▶ **Instruções de trabalho**
Indique se cada afirmação a seguir concorda com o texto sobre a capa de O Globo. Responda sim ou não e cite literalmente as palavras do texto que decidem cada caso. 1. Segundo o texto, apenas 8% dos brasileiros leem jornal todos os dias. 2. O autor costuma dedicar seu tempo à leitura de O Globo. 3. A análise crítica proposta se divide em dez tópicos.
━━━ Texto apresentado ━━━
Enfim, a hipótese acima é no caso de um estudante. Pensando que um repórter, diagramador, editor de capa, ou uma equipe de edição (como provavelmente foi o caso) me apresente situação semelhante, acho que não teria a mínima paciência para sequer avaliar (só caberia a recusa em publicá-la). É que não cabe muita explicação quando imaginamos a prática profissional do jornalismo, pois, além de apresentar uma estrutura textual pobre e de falhar miseravelmente na hierarquização das notícias (nem vou entrar nesse assunto porque já seria outra análise, mas na soma das condições objetivas com todos os critérios e valores-notícias que possam ser considerados também temos uma capa grotesca), as escolhas de O Globo levam a uma leitura direcionada, sugerindo e consolidando no leitor associações equivocadas e extremamente perigosas.
Normalmente acho a intenção de O Globo sempre tão explícita com esse tipo de capa, que já não gasto mais meu tempo com o jornal. Mas hoje achei necessária uma rápida análise crítica (de quem estuda um pouquinho o assunto) em oito tópicos. De forma didática é o seguinte...
1) Para a análise consideremos o olhar ligeiro do leitor comum – e entenda aqui um leitor esporádico (segundo a Pesquisa Brasileira de Mídia de 2016, apenas 8% dos brasileiros leem jornal todos os dias). Ao passar em frente a banca de jornal, nosso leitor perceberá claramente em um primeiro contato visual que a capa de O Globo está dividida em dois grandes blocos: a manchete com a foto principal e abaixo “o resto” (notícias de menor relevância: das quais ele só apreende nessa primeira mirada a foto do futebol e a charge, que despertam de forma mais efetiva o sentido da visão a partir das cores). Vale ressaltar que a percepção desses dois blocos só será possível em alguns estabelecimentos, uma vez que, por insistir no formato Standard (ainda que não tenha conteúdo para isso), O Globo provavelmente estará dobrado e o leitor terá acesso apenas ao topo da capa.
━━━ Linhas de dados ━━━
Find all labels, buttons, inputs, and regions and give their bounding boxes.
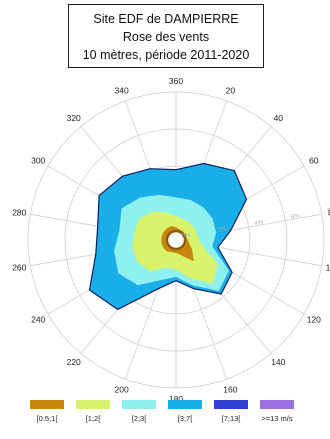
radius-label: 0% <box>181 232 191 240</box>
direction-label-240: 240 <box>31 315 45 325</box>
direction-label-180: 180 <box>169 394 183 404</box>
direction-labels: 360 20 40 60 80 100 120 140 160 180 200 220 240 260 28… <box>12 76 330 404</box>
direction-label-220: 220 <box>67 357 81 367</box>
direction-label-340: 340 <box>115 86 129 96</box>
radius-label: 2% <box>218 226 228 234</box>
title-line-1: Site EDF de DAMPIERRE <box>93 12 239 26</box>
direction-label-280: 280 <box>12 207 26 217</box>
radius-label: 8% <box>327 207 330 215</box>
direction-label-360: 360 <box>169 76 183 86</box>
direction-label-320: 320 <box>67 113 81 123</box>
chart-title-box: Site EDF de DAMPIERRE Rose des vents 10 … <box>68 4 264 68</box>
direction-label-140: 140 <box>271 357 285 367</box>
title-line-3: 10 mètres, période 2011-2020 <box>82 48 250 62</box>
direction-label-20: 20 <box>226 86 236 96</box>
direction-label-260: 260 <box>12 263 26 273</box>
title-line-2: Rose des vents <box>122 30 210 44</box>
direction-label-300: 300 <box>31 155 45 165</box>
radius-label: 4% <box>254 220 264 228</box>
direction-label-200: 200 <box>115 385 129 395</box>
direction-label-80: 80 <box>328 207 330 217</box>
direction-label-160: 160 <box>223 385 237 395</box>
radius-label: 6% <box>291 213 301 221</box>
calm-circle <box>165 229 187 251</box>
radius-labels: 0% 2% 4% 6% 8% <box>181 207 330 240</box>
direction-label-100: 100 <box>326 263 330 273</box>
direction-label-40: 40 <box>274 113 284 123</box>
direction-label-60: 60 <box>309 155 319 165</box>
direction-label-120: 120 <box>307 315 321 325</box>
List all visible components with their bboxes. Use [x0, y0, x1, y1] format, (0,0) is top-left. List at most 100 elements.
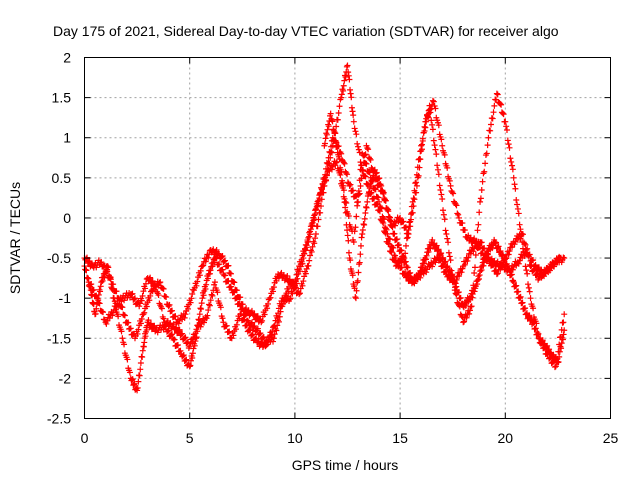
━━━
▶ **Solução abaixo**
1. Sim: "apenas 8% dos brasileiros leem jornal todos os dias".
2. Não: "já não gasto mais meu tempo com o jornal".
3. Não: "em oito tópicos".